Hokkaido and the Foundations of Japan’s Arctic Influence

Second installment of an ongoing series by Arctic expert Barry Scott Zellen on Japan and the Arctic.

Barry Scott Zellen
Barry Scott Zellen
Research Scholar in Geography at the University of Connecticut and Senior Fellow (Arctic Security) at the Institute of the North, specializing in Arctic geopolitics, international relations...
Maoka (now Kholmsk), a Japanese port city in Karafuto (southern Sakhalin) during World War II, reflecting Japan’s historical projection of power north of Hokkaido (Public Domain).

Hokkaido and the Northern Reorientation of Japan’s Strategic Focus

Hokkaido and the Kuril Islands, with their long-contested but fortuitously situated geography, remain critical to the future stability of the Arctic, putting pressure on Tokyo to shift its attention away from its south, where its attention has been focused on the threat to Taiwan from China and on Beijing’s frequent maritime probes of its contested southern islands, as reported in 2022 by Deutsche Welle, 2024 by CNN and Kyodo News, and 2025 by the South China Morning Post. Instead, Tokyo needs to pivot to the north, where Beijing, in conjunction with Moscow, are probing Japan’s frontiers with increasing frequency and intensity.
□ □ □ □ □
The tasks
• 1. Determine whether each statement below agrees with the article on Hokkaido and Japan's Arctic influence, giving yes or no and quoting the words of the article that decide it. (a) The article is the first installment of its series. (b) Tokyo's attention in the south has been focused on the threat to Taiwan from China. (c) Beijing is probing Japan's frontiers without Moscow's involvement.
• 2. Pick up the article on Hokkaido and Japan's Arctic influence after its final sentence and carry it forward in the same formal register.
□ □ □ □ □
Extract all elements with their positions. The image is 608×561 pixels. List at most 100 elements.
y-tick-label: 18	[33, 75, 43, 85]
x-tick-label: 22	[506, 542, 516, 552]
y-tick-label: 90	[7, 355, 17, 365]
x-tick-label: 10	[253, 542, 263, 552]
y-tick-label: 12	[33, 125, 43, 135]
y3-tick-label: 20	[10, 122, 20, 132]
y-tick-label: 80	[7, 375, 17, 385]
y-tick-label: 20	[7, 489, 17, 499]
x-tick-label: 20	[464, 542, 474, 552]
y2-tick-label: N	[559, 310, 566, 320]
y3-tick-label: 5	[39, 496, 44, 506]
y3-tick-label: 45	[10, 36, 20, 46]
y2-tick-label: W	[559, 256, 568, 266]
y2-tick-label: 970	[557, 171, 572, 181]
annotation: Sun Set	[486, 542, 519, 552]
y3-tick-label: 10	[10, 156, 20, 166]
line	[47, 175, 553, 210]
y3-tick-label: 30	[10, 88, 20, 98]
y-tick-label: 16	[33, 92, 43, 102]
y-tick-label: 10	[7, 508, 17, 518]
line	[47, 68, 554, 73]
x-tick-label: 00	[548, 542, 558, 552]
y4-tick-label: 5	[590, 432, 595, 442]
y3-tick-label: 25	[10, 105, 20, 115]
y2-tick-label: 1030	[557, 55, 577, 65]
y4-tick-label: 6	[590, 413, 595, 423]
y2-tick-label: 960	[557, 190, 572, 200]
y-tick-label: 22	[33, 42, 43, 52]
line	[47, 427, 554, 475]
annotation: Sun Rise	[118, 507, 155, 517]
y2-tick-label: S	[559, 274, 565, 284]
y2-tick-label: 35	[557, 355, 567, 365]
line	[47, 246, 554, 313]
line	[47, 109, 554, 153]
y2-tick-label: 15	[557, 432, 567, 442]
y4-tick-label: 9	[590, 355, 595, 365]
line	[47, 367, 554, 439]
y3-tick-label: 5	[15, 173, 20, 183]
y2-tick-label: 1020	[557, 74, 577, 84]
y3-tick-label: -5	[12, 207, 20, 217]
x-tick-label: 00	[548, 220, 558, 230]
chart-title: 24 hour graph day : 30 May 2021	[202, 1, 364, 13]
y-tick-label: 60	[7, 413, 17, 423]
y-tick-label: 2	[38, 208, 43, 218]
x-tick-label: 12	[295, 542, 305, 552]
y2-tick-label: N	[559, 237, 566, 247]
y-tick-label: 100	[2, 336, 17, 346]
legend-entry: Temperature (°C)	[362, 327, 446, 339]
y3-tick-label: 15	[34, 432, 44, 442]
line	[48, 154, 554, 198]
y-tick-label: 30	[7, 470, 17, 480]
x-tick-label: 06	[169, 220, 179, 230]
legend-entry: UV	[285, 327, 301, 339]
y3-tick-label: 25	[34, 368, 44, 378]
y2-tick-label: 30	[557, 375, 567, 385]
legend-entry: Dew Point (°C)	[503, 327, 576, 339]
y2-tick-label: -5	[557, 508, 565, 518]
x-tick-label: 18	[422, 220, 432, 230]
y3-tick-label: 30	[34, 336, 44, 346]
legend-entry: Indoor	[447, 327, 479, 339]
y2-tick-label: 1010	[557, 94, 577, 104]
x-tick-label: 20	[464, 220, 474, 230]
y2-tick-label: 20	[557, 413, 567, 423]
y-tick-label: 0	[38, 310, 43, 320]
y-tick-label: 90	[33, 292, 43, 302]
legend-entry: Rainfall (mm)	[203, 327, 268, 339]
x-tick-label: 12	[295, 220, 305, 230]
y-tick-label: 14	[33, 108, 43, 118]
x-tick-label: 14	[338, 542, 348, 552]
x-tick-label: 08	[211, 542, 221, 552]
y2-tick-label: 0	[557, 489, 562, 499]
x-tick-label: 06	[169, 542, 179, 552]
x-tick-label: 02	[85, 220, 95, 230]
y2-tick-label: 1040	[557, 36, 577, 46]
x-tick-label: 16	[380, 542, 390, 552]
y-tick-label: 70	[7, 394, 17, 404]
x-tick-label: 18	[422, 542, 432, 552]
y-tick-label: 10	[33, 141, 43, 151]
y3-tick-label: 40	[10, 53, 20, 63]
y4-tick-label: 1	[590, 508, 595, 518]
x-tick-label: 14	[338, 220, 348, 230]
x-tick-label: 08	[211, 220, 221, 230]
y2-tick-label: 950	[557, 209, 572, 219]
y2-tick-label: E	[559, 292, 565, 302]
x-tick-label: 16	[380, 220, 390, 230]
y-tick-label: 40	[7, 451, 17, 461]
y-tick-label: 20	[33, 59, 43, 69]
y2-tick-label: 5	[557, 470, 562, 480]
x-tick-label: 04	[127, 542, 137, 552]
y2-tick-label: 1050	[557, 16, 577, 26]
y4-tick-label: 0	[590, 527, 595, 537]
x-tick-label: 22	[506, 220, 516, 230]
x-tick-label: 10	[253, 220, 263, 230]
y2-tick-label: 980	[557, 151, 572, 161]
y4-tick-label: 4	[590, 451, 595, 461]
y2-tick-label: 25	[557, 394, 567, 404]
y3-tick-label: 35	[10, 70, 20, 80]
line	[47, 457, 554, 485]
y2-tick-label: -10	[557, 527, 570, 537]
□ □ □ □ □
Task-by-task results
• 1.
(a) No: "Second installment of an ongoing series"
(b) Yes: "where its attention has been focused on the threat to Taiwan from China"
(c) No: "Beijing, in conjunction with Moscow, are probing Japan’s frontiers with increasing frequency and intensity"

• 2.
Indeed, according to Alec Rice, writing in the U.S. Military Academy (West Point)’s Modern War Institute blog, “Japan is an ideal archipelagic staging area in the western Pacific” and its “geographic location as the backbone of the first and second island chains indeed makes it a critical strategic location,” particularly Hokkaido, which offers “advantages for the US-Japan military alliance are as bountiful as they are unrecognized. For instance, Hokkaido has ample open space, low population density, and dispersed JGSDF bases that could be jointly used by the US military.”

Hokkaido’s geographical remoteness proffers strategic centrality in a world where the Arctic is emerging as a geostrategic center.

Hokkaido’s strategic advantages have long been recognized by Japan, however. As Rice observes, since “the early nineteenth century, the increasing encroachment of the West and Russia sounded an alarm within then-shuttered Japan of the necessity to secure its northern border. With the fall of the shogunate in the 1860s and the advent of the Meiji Restoration, organized settlement of Hokkaido and beyond began in earnest in conjunction with Japan’s rapid industrial modernization.”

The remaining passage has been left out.